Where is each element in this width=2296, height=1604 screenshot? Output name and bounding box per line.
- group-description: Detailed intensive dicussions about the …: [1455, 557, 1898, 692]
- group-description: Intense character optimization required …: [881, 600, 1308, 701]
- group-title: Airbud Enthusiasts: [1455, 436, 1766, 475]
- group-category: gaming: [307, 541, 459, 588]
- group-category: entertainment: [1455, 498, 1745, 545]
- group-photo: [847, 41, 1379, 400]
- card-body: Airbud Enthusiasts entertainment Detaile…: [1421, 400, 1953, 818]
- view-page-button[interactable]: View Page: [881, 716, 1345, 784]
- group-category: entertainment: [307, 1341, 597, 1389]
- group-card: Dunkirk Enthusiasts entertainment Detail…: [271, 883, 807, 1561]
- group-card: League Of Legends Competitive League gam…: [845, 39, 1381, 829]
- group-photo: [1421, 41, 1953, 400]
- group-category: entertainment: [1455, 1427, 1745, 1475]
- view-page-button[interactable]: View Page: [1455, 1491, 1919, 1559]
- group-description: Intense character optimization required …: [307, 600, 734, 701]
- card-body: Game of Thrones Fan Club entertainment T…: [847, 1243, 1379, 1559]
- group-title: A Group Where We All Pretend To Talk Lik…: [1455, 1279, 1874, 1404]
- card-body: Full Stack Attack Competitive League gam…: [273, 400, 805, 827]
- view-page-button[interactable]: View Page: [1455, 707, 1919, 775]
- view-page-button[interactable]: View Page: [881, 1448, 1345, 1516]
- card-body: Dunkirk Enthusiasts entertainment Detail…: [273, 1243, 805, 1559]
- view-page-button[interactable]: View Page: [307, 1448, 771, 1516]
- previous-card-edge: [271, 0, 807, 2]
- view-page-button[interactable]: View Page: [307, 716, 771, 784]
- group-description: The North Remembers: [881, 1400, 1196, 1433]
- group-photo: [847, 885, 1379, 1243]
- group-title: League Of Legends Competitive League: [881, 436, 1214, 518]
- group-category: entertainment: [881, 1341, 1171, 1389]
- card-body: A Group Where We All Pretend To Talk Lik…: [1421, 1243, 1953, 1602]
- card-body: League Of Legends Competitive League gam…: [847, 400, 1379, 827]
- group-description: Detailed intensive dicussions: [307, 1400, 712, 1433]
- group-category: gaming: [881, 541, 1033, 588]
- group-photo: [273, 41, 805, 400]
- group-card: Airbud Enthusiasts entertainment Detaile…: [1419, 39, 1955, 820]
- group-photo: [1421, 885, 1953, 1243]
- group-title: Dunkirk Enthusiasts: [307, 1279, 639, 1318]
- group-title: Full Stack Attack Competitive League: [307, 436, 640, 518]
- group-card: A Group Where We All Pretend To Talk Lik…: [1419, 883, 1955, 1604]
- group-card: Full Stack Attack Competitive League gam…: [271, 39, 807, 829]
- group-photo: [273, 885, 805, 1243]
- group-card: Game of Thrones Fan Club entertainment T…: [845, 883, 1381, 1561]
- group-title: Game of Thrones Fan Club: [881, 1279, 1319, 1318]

——————

■ AIM: Rewrite these entries as a Markdown table with the columns Row and Line, numbering each line and leaving out any blank lines.

■ THE COMPLETED TASK:
| Row | Line |
|---|---|
| 1 | Where is each element in this width=2296, height=1604 screenshot? Output name and bounding box per line. |
| 2 | - group-description: Detailed intensive dicussions about the …: [1455, 557, 1898, 692] |
| 3 | - group-description: Intense character optimization required …: [881, 600, 1308, 701] |
| 4 | - group-title: Airbud Enthusiasts: [1455, 436, 1766, 475] |
| 5 | - group-category: gaming: [307, 541, 459, 588] |
| 6 | - group-category: entertainment: [1455, 498, 1745, 545] |
| 7 | - group-photo: [847, 41, 1379, 400] |
| 8 | - card-body: Airbud Enthusiasts entertainment Detaile…: [1421, 400, 1953, 818] |
| 9 | - view-page-button[interactable]: View Page: [881, 716, 1345, 784] |
| 10 | - group-category: entertainment: [307, 1341, 597, 1389] |
| 11 | - group-card: Dunkirk Enthusiasts entertainment Detail…: [271, 883, 807, 1561] |
| 12 | - group-card: League Of Legends Competitive League gam…: [845, 39, 1381, 829] |
| 13 | - group-photo: [1421, 41, 1953, 400] |
| 14 | - group-category: entertainment: [1455, 1427, 1745, 1475] |
| 15 | - view-page-button[interactable]: View Page: [1455, 1491, 1919, 1559] |
| 16 | - group-description: Intense character optimization required …: [307, 600, 734, 701] |
| 17 | - card-body: Game of Thrones Fan Club entertainment T…: [847, 1243, 1379, 1559] |
| 18 | - group-title: A Group Where We All Pretend To Talk Lik…: [1455, 1279, 1874, 1404] |
| 19 | - card-body: Full Stack Attack Competitive League gam…: [273, 400, 805, 827] |
| 20 | - view-page-button[interactable]: View Page: [1455, 707, 1919, 775] |
| 21 | - view-page-button[interactable]: View Page: [881, 1448, 1345, 1516] |
| 22 | - card-body: Dunkirk Enthusiasts entertainment Detail…: [273, 1243, 805, 1559] |
| 23 | - view-page-button[interactable]: View Page: [307, 1448, 771, 1516] |
| 24 | - previous-card-edge: [271, 0, 807, 2] |
| 25 | - view-page-button[interactable]: View Page: [307, 716, 771, 784] |
| 26 | - group-description: The North Remembers: [881, 1400, 1196, 1433] |
| 27 | - group-photo: [847, 885, 1379, 1243] |
| 28 | - group-title: League Of Legends Competitive League: [881, 436, 1214, 518] |
| 29 | - group-category: entertainment: [881, 1341, 1171, 1389] |
| 30 | - card-body: A Group Where We All Pretend To Talk Lik…: [1421, 1243, 1953, 1602] |
| 31 | - card-body: League Of Legends Competitive League gam…: [847, 400, 1379, 827] |
| 32 | - group-description: Detailed intensive dicussions: [307, 1400, 712, 1433] |
| 33 | - group-category: gaming: [881, 541, 1033, 588] |
| 34 | - group-photo: [273, 41, 805, 400] |
| 35 | - group-card: Airbud Enthusiasts entertainment Detaile…: [1419, 39, 1955, 820] |
| 36 | - group-photo: [1421, 885, 1953, 1243] |
| 37 | - group-title: Dunkirk Enthusiasts: [307, 1279, 639, 1318] |
| 38 | - group-title: Full Stack Attack Competitive League: [307, 436, 640, 518] |
| 39 | - group-card: A Group Where We All Pretend To Talk Lik…: [1419, 883, 1955, 1604] |
| 40 | - group-card: Full Stack Attack Competitive League gam…: [271, 39, 807, 829] |
| 41 | - group-photo: [273, 885, 805, 1243] |
| 42 | - group-card: Game of Thrones Fan Club entertainment T…: [845, 883, 1381, 1561] |
| 43 | - group-title: Game of Thrones Fan Club: [881, 1279, 1319, 1318] |